Figure dataset records
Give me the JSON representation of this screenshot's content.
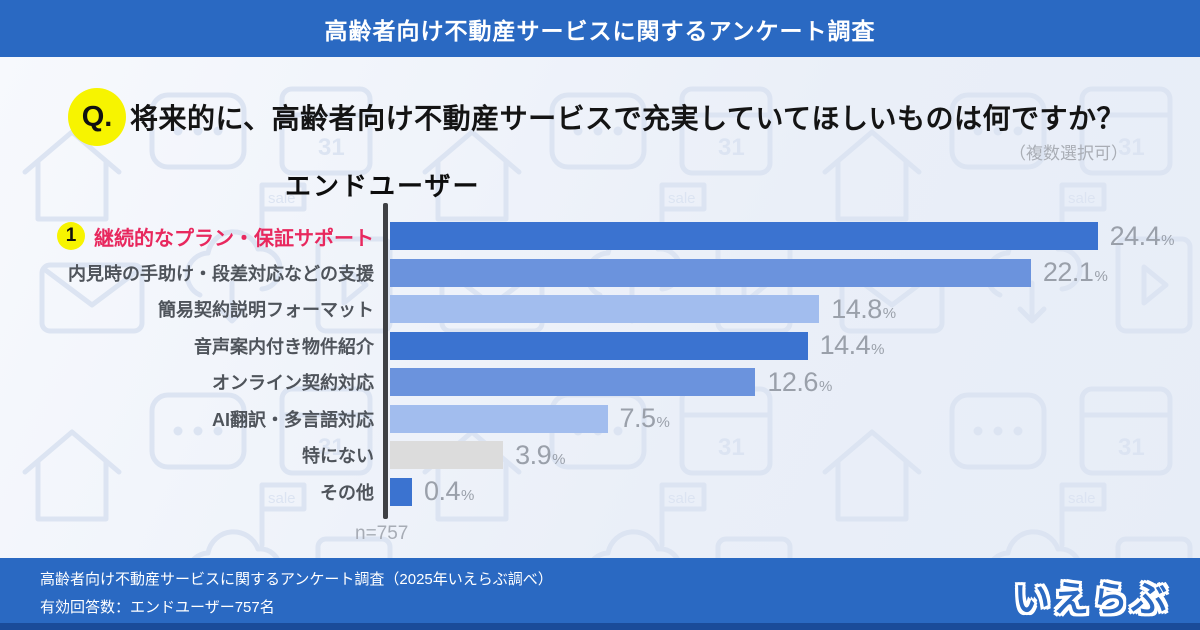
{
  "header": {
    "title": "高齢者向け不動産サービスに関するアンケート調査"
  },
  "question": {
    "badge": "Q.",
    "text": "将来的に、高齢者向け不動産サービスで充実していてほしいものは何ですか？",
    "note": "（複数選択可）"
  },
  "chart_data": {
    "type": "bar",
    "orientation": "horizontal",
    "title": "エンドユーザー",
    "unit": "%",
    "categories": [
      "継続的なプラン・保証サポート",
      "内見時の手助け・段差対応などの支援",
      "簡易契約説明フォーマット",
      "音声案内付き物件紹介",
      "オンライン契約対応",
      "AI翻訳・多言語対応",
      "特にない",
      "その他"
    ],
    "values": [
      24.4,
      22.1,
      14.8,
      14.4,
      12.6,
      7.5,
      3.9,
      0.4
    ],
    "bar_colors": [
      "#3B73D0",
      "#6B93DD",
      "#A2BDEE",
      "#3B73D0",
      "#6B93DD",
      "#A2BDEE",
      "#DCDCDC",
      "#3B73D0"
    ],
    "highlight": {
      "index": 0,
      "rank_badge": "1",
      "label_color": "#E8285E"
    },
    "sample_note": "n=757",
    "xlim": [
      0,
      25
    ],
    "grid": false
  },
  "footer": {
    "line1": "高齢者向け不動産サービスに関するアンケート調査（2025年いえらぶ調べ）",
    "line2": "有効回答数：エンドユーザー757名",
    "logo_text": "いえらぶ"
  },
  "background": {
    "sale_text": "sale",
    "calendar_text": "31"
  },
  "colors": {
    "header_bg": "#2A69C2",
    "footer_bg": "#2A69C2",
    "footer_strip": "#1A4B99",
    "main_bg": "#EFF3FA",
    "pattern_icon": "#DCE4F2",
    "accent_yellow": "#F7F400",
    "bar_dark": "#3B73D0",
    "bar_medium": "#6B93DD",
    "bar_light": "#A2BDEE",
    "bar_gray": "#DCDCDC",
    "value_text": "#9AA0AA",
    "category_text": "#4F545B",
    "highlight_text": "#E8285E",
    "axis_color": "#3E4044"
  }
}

- TASK INSTRUCTIONS: In your copy, leave out the pictures and reproduce the material above exactly.

- EXPECTED ANSWER:
Give me the JSON representation of this screenshot's content.
{
  "header": {
    "title": "高齢者向け不動産サービスに関するアンケート調査"
  },
  "question": {
    "badge": "Q.",
    "text": "将来的に、高齢者向け不動産サービスで充実していてほしいものは何ですか？",
    "note": "（複数選択可）"
  },
  "chart_data": {
    "type": "bar",
    "orientation": "horizontal",
    "title": "エンドユーザー",
    "unit": "%",
    "categories": [
      "継続的なプラン・保証サポート",
      "内見時の手助け・段差対応などの支援",
      "簡易契約説明フォーマット",
      "音声案内付き物件紹介",
      "オンライン契約対応",
      "AI翻訳・多言語対応",
      "特にない",
      "その他"
    ],
    "values": [
      24.4,
      22.1,
      14.8,
      14.4,
      12.6,
      7.5,
      3.9,
      0.4
    ],
    "bar_colors": [
      "#3B73D0",
      "#6B93DD",
      "#A2BDEE",
      "#3B73D0",
      "#6B93DD",
      "#A2BDEE",
      "#DCDCDC",
      "#3B73D0"
    ],
    "highlight": {
      "index": 0,
      "rank_badge": "1",
      "label_color": "#E8285E"
    },
    "sample_note": "n=757",
    "xlim": [
      0,
      25
    ],
    "grid": false
  },
  "footer": {
    "line1": "高齢者向け不動産サービスに関するアンケート調査（2025年いえらぶ調べ）",
    "line2": "有効回答数：エンドユーザー757名",
    "logo_text": "いえらぶ"
  },
  "background": {
    "sale_text": "sale",
    "calendar_text": "31"
  },
  "colors": {
    "header_bg": "#2A69C2",
    "footer_bg": "#2A69C2",
    "footer_strip": "#1A4B99",
    "main_bg": "#EFF3FA",
    "pattern_icon": "#DCE4F2",
    "accent_yellow": "#F7F400",
    "bar_dark": "#3B73D0",
    "bar_medium": "#6B93DD",
    "bar_light": "#A2BDEE",
    "bar_gray": "#DCDCDC",
    "value_text": "#9AA0AA",
    "category_text": "#4F545B",
    "highlight_text": "#E8285E",
    "axis_color": "#3E4044"
  }
}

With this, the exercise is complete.